Directive:
The answer is one number: how many lines hold the string "janv".

----- Entries provided -----

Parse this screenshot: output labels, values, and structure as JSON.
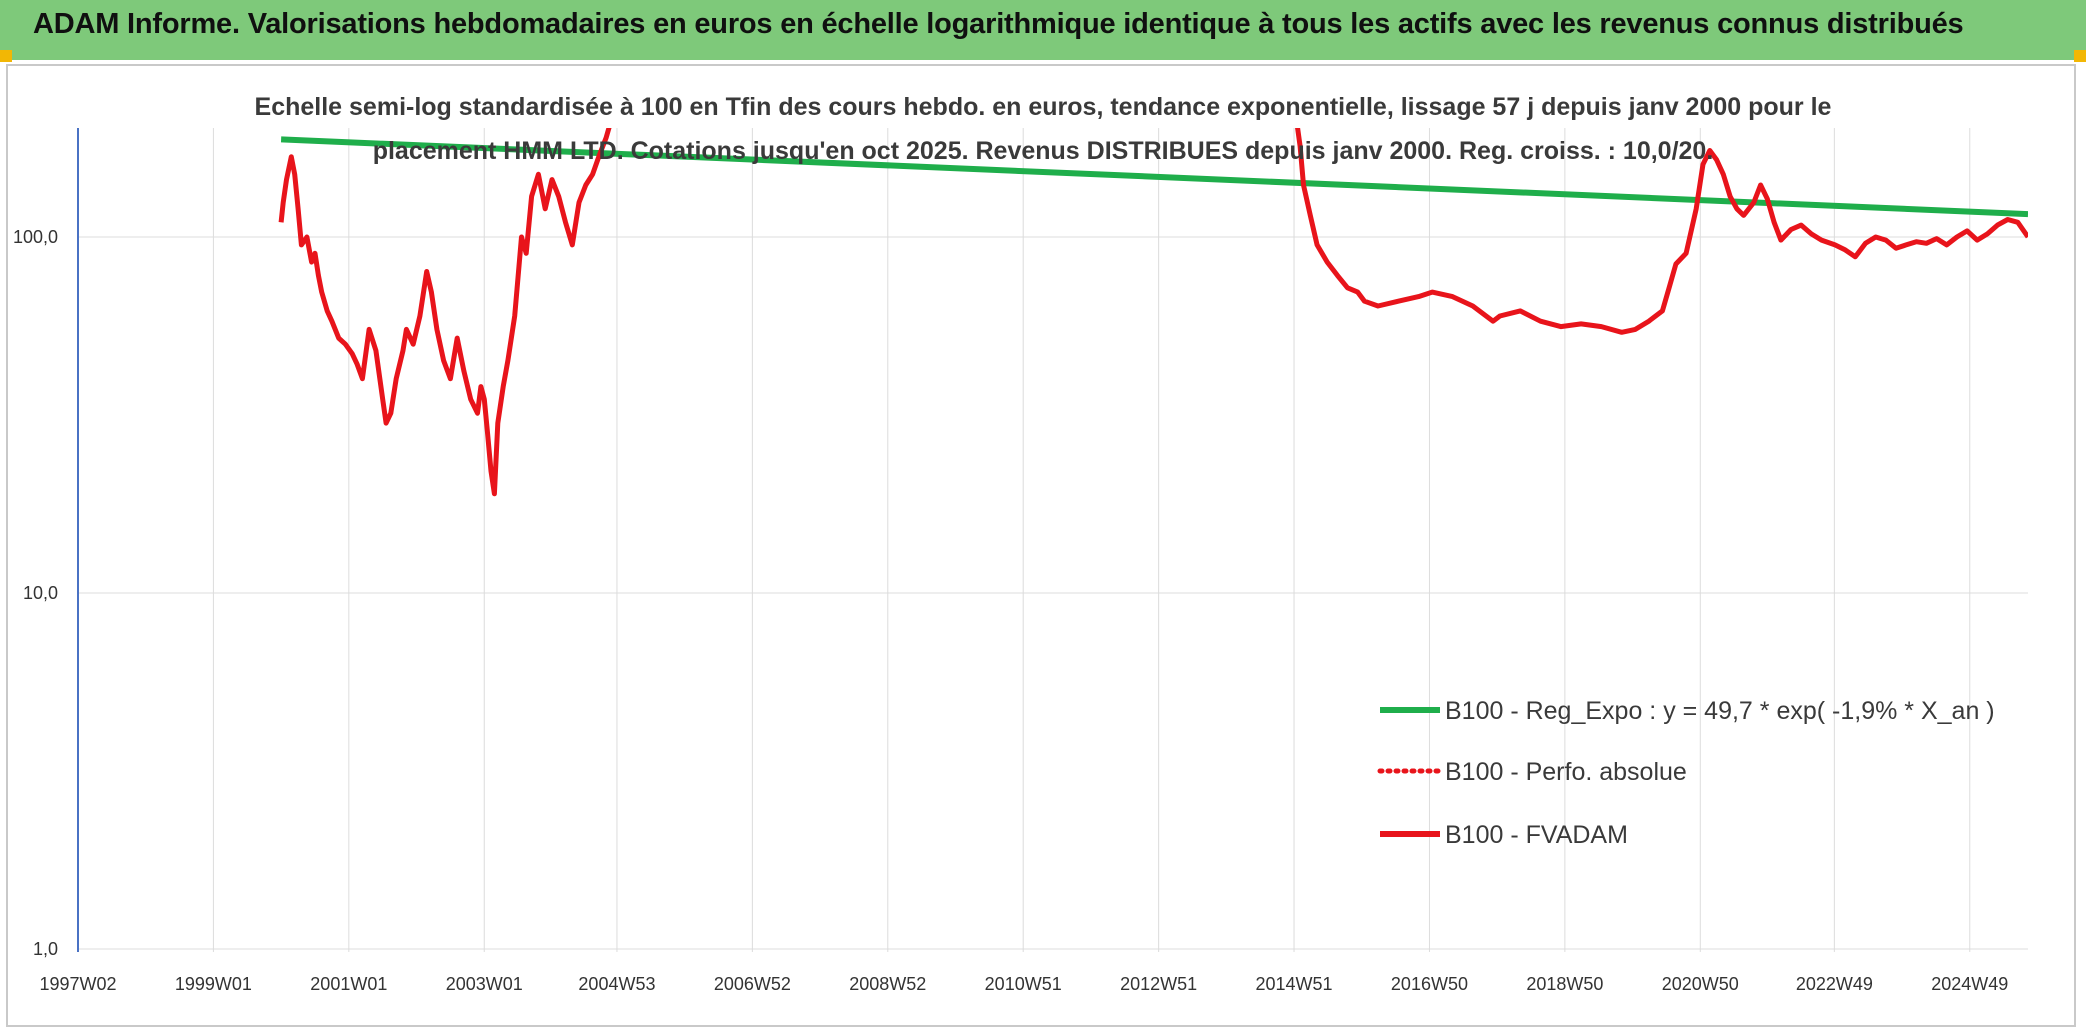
{
  "header": {
    "title": "ADAM Informe. Valorisations hebdomadaires en euros en échelle logarithmique identique à tous les actifs avec les revenus connus distribués"
  },
  "colors": {
    "banner": "#7ec97a",
    "corner_marks": "#f2b705",
    "trend_line": "#1fae4b",
    "fvadam_line": "#e8141b",
    "grid": "#dcdcdc"
  },
  "chart_data": {
    "type": "line",
    "subtitle": [
      "Echelle semi-log standardisée à 100 en Tfin des cours hebdo. en euros, tendance exponentielle, lissage 57 j depuis janv 2000 pour le",
      "placement HMM LTD. Cotations jusqu'en oct 2025. Revenus DISTRIBUES depuis janv 2000. Reg. croiss. : 10,0/20."
    ],
    "y_scale": "log",
    "ylim": [
      1,
      210
    ],
    "y_ticks": [
      1,
      10,
      100
    ],
    "y_tick_labels": [
      "1,0",
      "10,0",
      "100,0"
    ],
    "xlim": [
      1997.0,
      2025.8
    ],
    "x_ticks": [
      1997.0,
      1999.0,
      2001.0,
      2003.0,
      2004.96,
      2006.96,
      2008.96,
      2010.96,
      2012.96,
      2014.96,
      2016.96,
      2018.96,
      2020.96,
      2022.94,
      2024.94
    ],
    "x_tick_labels": [
      "1997W02",
      "1999W01",
      "2001W01",
      "2003W01",
      "2004W53",
      "2006W52",
      "2008W52",
      "2010W51",
      "2012W51",
      "2014W51",
      "2016W50",
      "2018W50",
      "2020W50",
      "2022W49",
      "2024W49"
    ],
    "grid": true,
    "legend_position": "bottom-right",
    "series": [
      {
        "name": "B100 - Reg_Expo : y = 49,7 * exp( -1,9% *  X_an )",
        "style": "solid",
        "color": "#1fae4b",
        "x": [
          2000.0,
          2025.8
        ],
        "y": [
          188,
          116
        ]
      },
      {
        "name": "B100 - Perfo. absolue",
        "style": "dotted",
        "color": "#e8141b",
        "x": [],
        "y": []
      },
      {
        "name": "B100 - FVADAM",
        "style": "solid",
        "color": "#e8141b",
        "x": [
          2000.0,
          2000.03,
          2000.08,
          2000.15,
          2000.2,
          2000.25,
          2000.3,
          2000.38,
          2000.45,
          2000.5,
          2000.55,
          2000.6,
          2000.68,
          2000.75,
          2000.85,
          2000.95,
          2001.05,
          2001.12,
          2001.2,
          2001.3,
          2001.4,
          2001.5,
          2001.55,
          2001.62,
          2001.7,
          2001.8,
          2001.85,
          2001.95,
          2002.05,
          2002.15,
          2002.22,
          2002.3,
          2002.4,
          2002.5,
          2002.6,
          2002.7,
          2002.8,
          2002.9,
          2002.95,
          2003.0,
          2003.05,
          2003.1,
          2003.15,
          2003.2,
          2003.28,
          2003.35,
          2003.45,
          2003.55,
          2003.62,
          2003.7,
          2003.8,
          2003.9,
          2004.0,
          2004.1,
          2004.2,
          2004.3,
          2004.4,
          2004.5,
          2004.6,
          2004.7,
          2004.8,
          2004.85,
          2004.9,
          2015.0,
          2015.05,
          2015.1,
          2015.2,
          2015.3,
          2015.45,
          2015.6,
          2015.75,
          2015.9,
          2016.0,
          2016.2,
          2016.5,
          2016.8,
          2017.0,
          2017.3,
          2017.6,
          2017.9,
          2018.0,
          2018.3,
          2018.6,
          2018.9,
          2019.2,
          2019.5,
          2019.8,
          2020.0,
          2020.2,
          2020.4,
          2020.5,
          2020.6,
          2020.75,
          2020.9,
          2021.0,
          2021.1,
          2021.2,
          2021.3,
          2021.4,
          2021.5,
          2021.6,
          2021.75,
          2021.85,
          2021.95,
          2022.05,
          2022.15,
          2022.3,
          2022.45,
          2022.6,
          2022.75,
          2022.95,
          2023.1,
          2023.25,
          2023.4,
          2023.55,
          2023.7,
          2023.85,
          2024.0,
          2024.15,
          2024.3,
          2024.45,
          2024.6,
          2024.75,
          2024.9,
          2025.05,
          2025.2,
          2025.35,
          2025.5,
          2025.65,
          2025.8
        ],
        "y": [
          110,
          125,
          145,
          168,
          150,
          120,
          95,
          100,
          85,
          90,
          78,
          70,
          62,
          58,
          52,
          50,
          47,
          44,
          40,
          55,
          48,
          35,
          30,
          32,
          40,
          48,
          55,
          50,
          60,
          80,
          70,
          55,
          45,
          40,
          52,
          42,
          35,
          32,
          38,
          35,
          28,
          22,
          19,
          30,
          38,
          45,
          60,
          100,
          90,
          130,
          150,
          120,
          145,
          130,
          110,
          95,
          125,
          140,
          150,
          170,
          190,
          205,
          210,
          210,
          180,
          140,
          115,
          95,
          85,
          78,
          72,
          70,
          66,
          64,
          66,
          68,
          70,
          68,
          64,
          58,
          60,
          62,
          58,
          56,
          57,
          56,
          54,
          55,
          58,
          62,
          72,
          84,
          90,
          120,
          160,
          175,
          165,
          150,
          130,
          120,
          115,
          125,
          140,
          128,
          110,
          98,
          105,
          108,
          102,
          98,
          95,
          92,
          88,
          96,
          100,
          98,
          93,
          95,
          97,
          96,
          99,
          95,
          100,
          104,
          98,
          102,
          108,
          112,
          110,
          100
        ]
      }
    ]
  }
}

-----

Correct answer:
2